STATED EXERCISE: Make an exact copy of the listing below.

Stored data:
———

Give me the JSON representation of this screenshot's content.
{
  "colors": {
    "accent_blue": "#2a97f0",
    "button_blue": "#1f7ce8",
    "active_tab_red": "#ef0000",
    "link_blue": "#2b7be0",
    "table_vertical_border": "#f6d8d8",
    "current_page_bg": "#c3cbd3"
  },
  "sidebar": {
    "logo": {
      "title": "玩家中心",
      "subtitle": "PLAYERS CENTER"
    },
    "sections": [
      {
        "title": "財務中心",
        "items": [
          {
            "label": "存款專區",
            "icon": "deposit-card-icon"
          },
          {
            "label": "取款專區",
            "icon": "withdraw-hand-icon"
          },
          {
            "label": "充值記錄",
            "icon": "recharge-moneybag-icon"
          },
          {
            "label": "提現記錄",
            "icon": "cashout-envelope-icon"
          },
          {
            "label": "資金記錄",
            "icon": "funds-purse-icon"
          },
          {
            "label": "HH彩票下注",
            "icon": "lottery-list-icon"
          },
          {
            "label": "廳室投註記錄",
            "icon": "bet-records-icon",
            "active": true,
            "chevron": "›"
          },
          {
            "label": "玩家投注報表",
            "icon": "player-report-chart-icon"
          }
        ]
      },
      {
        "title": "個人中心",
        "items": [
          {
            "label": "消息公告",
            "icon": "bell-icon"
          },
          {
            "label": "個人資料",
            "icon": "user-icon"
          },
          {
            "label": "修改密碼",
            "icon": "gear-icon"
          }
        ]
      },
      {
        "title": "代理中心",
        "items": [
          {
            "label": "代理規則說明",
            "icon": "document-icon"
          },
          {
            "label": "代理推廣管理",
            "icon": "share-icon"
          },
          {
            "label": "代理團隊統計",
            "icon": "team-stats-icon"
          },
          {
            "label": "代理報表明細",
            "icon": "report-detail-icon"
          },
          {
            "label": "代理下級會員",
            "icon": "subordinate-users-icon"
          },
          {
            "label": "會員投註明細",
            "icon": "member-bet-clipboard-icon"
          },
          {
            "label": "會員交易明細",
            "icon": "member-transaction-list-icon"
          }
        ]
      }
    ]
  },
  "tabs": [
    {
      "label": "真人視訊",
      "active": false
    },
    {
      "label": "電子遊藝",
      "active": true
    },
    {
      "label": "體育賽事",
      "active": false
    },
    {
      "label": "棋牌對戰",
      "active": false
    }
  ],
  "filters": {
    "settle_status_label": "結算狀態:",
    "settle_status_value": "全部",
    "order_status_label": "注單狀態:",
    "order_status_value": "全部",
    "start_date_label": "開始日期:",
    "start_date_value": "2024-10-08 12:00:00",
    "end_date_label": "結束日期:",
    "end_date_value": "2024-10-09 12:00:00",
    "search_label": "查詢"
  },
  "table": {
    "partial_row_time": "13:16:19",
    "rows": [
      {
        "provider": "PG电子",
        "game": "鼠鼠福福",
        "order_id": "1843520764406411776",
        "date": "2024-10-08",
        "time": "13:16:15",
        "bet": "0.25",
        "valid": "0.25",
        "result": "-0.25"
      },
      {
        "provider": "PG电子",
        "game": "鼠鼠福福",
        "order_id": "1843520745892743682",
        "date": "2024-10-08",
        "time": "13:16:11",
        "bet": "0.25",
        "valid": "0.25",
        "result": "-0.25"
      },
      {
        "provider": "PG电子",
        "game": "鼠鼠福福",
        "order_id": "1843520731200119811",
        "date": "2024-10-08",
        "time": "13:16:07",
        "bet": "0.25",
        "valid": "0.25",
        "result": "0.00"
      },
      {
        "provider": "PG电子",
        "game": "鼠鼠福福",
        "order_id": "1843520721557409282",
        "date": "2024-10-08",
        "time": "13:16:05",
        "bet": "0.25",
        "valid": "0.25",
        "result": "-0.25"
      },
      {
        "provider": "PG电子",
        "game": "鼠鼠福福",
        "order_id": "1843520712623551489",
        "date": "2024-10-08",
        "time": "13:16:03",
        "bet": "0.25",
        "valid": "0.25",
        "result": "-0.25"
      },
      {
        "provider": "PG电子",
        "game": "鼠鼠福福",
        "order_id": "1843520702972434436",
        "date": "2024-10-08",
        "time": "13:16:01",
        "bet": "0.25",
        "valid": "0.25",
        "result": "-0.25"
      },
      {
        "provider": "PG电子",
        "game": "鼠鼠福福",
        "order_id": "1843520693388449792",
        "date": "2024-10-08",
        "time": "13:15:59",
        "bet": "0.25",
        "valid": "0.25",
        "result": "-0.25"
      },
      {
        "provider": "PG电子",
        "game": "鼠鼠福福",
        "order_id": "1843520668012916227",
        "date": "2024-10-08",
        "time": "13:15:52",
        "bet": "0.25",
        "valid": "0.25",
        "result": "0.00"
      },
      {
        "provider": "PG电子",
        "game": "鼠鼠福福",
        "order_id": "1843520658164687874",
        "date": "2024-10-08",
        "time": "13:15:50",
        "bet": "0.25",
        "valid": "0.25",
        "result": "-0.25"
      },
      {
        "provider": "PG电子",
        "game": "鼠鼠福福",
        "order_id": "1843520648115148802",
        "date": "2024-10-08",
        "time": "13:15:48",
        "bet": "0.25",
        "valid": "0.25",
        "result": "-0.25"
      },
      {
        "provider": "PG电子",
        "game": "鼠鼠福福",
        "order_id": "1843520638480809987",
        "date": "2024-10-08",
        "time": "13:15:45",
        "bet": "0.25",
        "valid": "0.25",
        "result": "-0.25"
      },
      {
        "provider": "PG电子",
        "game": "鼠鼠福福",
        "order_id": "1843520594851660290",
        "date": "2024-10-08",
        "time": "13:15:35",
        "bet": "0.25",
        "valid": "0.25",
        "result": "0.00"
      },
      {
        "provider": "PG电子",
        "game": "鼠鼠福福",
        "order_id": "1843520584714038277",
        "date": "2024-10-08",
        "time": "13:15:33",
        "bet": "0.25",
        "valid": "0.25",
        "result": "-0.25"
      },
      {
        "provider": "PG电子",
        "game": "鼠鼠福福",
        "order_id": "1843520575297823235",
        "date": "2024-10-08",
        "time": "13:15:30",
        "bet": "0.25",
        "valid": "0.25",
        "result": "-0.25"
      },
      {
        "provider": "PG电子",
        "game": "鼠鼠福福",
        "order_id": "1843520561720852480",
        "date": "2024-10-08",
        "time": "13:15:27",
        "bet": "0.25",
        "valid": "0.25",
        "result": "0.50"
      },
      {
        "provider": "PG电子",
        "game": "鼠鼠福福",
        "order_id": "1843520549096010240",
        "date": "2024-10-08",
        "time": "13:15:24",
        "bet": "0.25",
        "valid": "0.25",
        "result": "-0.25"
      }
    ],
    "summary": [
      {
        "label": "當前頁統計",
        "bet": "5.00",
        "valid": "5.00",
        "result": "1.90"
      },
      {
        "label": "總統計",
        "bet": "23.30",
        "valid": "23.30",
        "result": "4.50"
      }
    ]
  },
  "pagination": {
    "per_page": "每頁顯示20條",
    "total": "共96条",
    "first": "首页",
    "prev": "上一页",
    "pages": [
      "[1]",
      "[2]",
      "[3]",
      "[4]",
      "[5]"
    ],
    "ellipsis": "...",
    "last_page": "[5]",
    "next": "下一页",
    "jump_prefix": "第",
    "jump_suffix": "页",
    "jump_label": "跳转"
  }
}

———

EXERCISE RESULT:
Give me the JSON representation of this screenshot's content.
{
  "colors": {
    "accent_blue": "#2a97f0",
    "button_blue": "#1f7ce8",
    "active_tab_red": "#ef0000",
    "link_blue": "#2b7be0",
    "table_vertical_border": "#f6d8d8",
    "current_page_bg": "#c3cbd3"
  },
  "sidebar": {
    "logo": {
      "title": "玩家中心",
      "subtitle": "PLAYERS CENTER"
    },
    "sections": [
      {
        "title": "財務中心",
        "items": [
          {
            "label": "存款專區",
            "icon": "deposit-card-icon"
          },
          {
            "label": "取款專區",
            "icon": "withdraw-hand-icon"
          },
          {
            "label": "充值記錄",
            "icon": "recharge-moneybag-icon"
          },
          {
            "label": "提現記錄",
            "icon": "cashout-envelope-icon"
          },
          {
            "label": "資金記錄",
            "icon": "funds-purse-icon"
          },
          {
            "label": "HH彩票下注",
            "icon": "lottery-list-icon"
          },
          {
            "label": "廳室投註記錄",
            "icon": "bet-records-icon",
            "active": true,
            "chevron": "›"
          },
          {
            "label": "玩家投注報表",
            "icon": "player-report-chart-icon"
          }
        ]
      },
      {
        "title": "個人中心",
        "items": [
          {
            "label": "消息公告",
            "icon": "bell-icon"
          },
          {
            "label": "個人資料",
            "icon": "user-icon"
          },
          {
            "label": "修改密碼",
            "icon": "gear-icon"
          }
        ]
      },
      {
        "title": "代理中心",
        "items": [
          {
            "label": "代理規則說明",
            "icon": "document-icon"
          },
          {
            "label": "代理推廣管理",
            "icon": "share-icon"
          },
          {
            "label": "代理團隊統計",
            "icon": "team-stats-icon"
          },
          {
            "label": "代理報表明細",
            "icon": "report-detail-icon"
          },
          {
            "label": "代理下級會員",
            "icon": "subordinate-users-icon"
          },
          {
            "label": "會員投註明細",
            "icon": "member-bet-clipboard-icon"
          },
          {
            "label": "會員交易明細",
            "icon": "member-transaction-list-icon"
          }
        ]
      }
    ]
  },
  "tabs": [
    {
      "label": "真人視訊",
      "active": false
    },
    {
      "label": "電子遊藝",
      "active": true
    },
    {
      "label": "體育賽事",
      "active": false
    },
    {
      "label": "棋牌對戰",
      "active": false
    }
  ],
  "filters": {
    "settle_status_label": "結算狀態:",
    "settle_status_value": "全部",
    "order_status_label": "注單狀態:",
    "order_status_value": "全部",
    "start_date_label": "開始日期:",
    "start_date_value": "2024-10-08 12:00:00",
    "end_date_label": "結束日期:",
    "end_date_value": "2024-10-09 12:00:00",
    "search_label": "查詢"
  },
  "table": {
    "partial_row_time": "13:16:19",
    "rows": [
      {
        "provider": "PG电子",
        "game": "鼠鼠福福",
        "order_id": "1843520764406411776",
        "date": "2024-10-08",
        "time": "13:16:15",
        "bet": "0.25",
        "valid": "0.25",
        "result": "-0.25"
      },
      {
        "provider": "PG电子",
        "game": "鼠鼠福福",
        "order_id": "1843520745892743682",
        "date": "2024-10-08",
        "time": "13:16:11",
        "bet": "0.25",
        "valid": "0.25",
        "result": "-0.25"
      },
      {
        "provider": "PG电子",
        "game": "鼠鼠福福",
        "order_id": "1843520731200119811",
        "date": "2024-10-08",
        "time": "13:16:07",
        "bet": "0.25",
        "valid": "0.25",
        "result": "0.00"
      },
      {
        "provider": "PG电子",
        "game": "鼠鼠福福",
        "order_id": "1843520721557409282",
        "date": "2024-10-08",
        "time": "13:16:05",
        "bet": "0.25",
        "valid": "0.25",
        "result": "-0.25"
      },
      {
        "provider": "PG电子",
        "game": "鼠鼠福福",
        "order_id": "1843520712623551489",
        "date": "2024-10-08",
        "time": "13:16:03",
        "bet": "0.25",
        "valid": "0.25",
        "result": "-0.25"
      },
      {
        "provider": "PG电子",
        "game": "鼠鼠福福",
        "order_id": "1843520702972434436",
        "date": "2024-10-08",
        "time": "13:16:01",
        "bet": "0.25",
        "valid": "0.25",
        "result": "-0.25"
      },
      {
        "provider": "PG电子",
        "game": "鼠鼠福福",
        "order_id": "1843520693388449792",
        "date": "2024-10-08",
        "time": "13:15:59",
        "bet": "0.25",
        "valid": "0.25",
        "result": "-0.25"
      },
      {
        "provider": "PG电子",
        "game": "鼠鼠福福",
        "order_id": "1843520668012916227",
        "date": "2024-10-08",
        "time": "13:15:52",
        "bet": "0.25",
        "valid": "0.25",
        "result": "0.00"
      },
      {
        "provider": "PG电子",
        "game": "鼠鼠福福",
        "order_id": "1843520658164687874",
        "date": "2024-10-08",
        "time": "13:15:50",
        "bet": "0.25",
        "valid": "0.25",
        "result": "-0.25"
      },
      {
        "provider": "PG电子",
        "game": "鼠鼠福福",
        "order_id": "1843520648115148802",
        "date": "2024-10-08",
        "time": "13:15:48",
        "bet": "0.25",
        "valid": "0.25",
        "result": "-0.25"
      },
      {
        "provider": "PG电子",
        "game": "鼠鼠福福",
        "order_id": "1843520638480809987",
        "date": "2024-10-08",
        "time": "13:15:45",
        "bet": "0.25",
        "valid": "0.25",
        "result": "-0.25"
      },
      {
        "provider": "PG电子",
        "game": "鼠鼠福福",
        "order_id": "1843520594851660290",
        "date": "2024-10-08",
        "time": "13:15:35",
        "bet": "0.25",
        "valid": "0.25",
        "result": "0.00"
      },
      {
        "provider": "PG电子",
        "game": "鼠鼠福福",
        "order_id": "1843520584714038277",
        "date": "2024-10-08",
        "time": "13:15:33",
        "bet": "0.25",
        "valid": "0.25",
        "result": "-0.25"
      },
      {
        "provider": "PG电子",
        "game": "鼠鼠福福",
        "order_id": "1843520575297823235",
        "date": "2024-10-08",
        "time": "13:15:30",
        "bet": "0.25",
        "valid": "0.25",
        "result": "-0.25"
      },
      {
        "provider": "PG电子",
        "game": "鼠鼠福福",
        "order_id": "1843520561720852480",
        "date": "2024-10-08",
        "time": "13:15:27",
        "bet": "0.25",
        "valid": "0.25",
        "result": "0.50"
      },
      {
        "provider": "PG电子",
        "game": "鼠鼠福福",
        "order_id": "1843520549096010240",
        "date": "2024-10-08",
        "time": "13:15:24",
        "bet": "0.25",
        "valid": "0.25",
        "result": "-0.25"
      }
    ],
    "summary": [
      {
        "label": "當前頁統計",
        "bet": "5.00",
        "valid": "5.00",
        "result": "1.90"
      },
      {
        "label": "總統計",
        "bet": "23.30",
        "valid": "23.30",
        "result": "4.50"
      }
    ]
  },
  "pagination": {
    "per_page": "每頁顯示20條",
    "total": "共96条",
    "first": "首页",
    "prev": "上一页",
    "pages": [
      "[1]",
      "[2]",
      "[3]",
      "[4]",
      "[5]"
    ],
    "ellipsis": "...",
    "last_page": "[5]",
    "next": "下一页",
    "jump_prefix": "第",
    "jump_suffix": "页",
    "jump_label": "跳转"
  }
}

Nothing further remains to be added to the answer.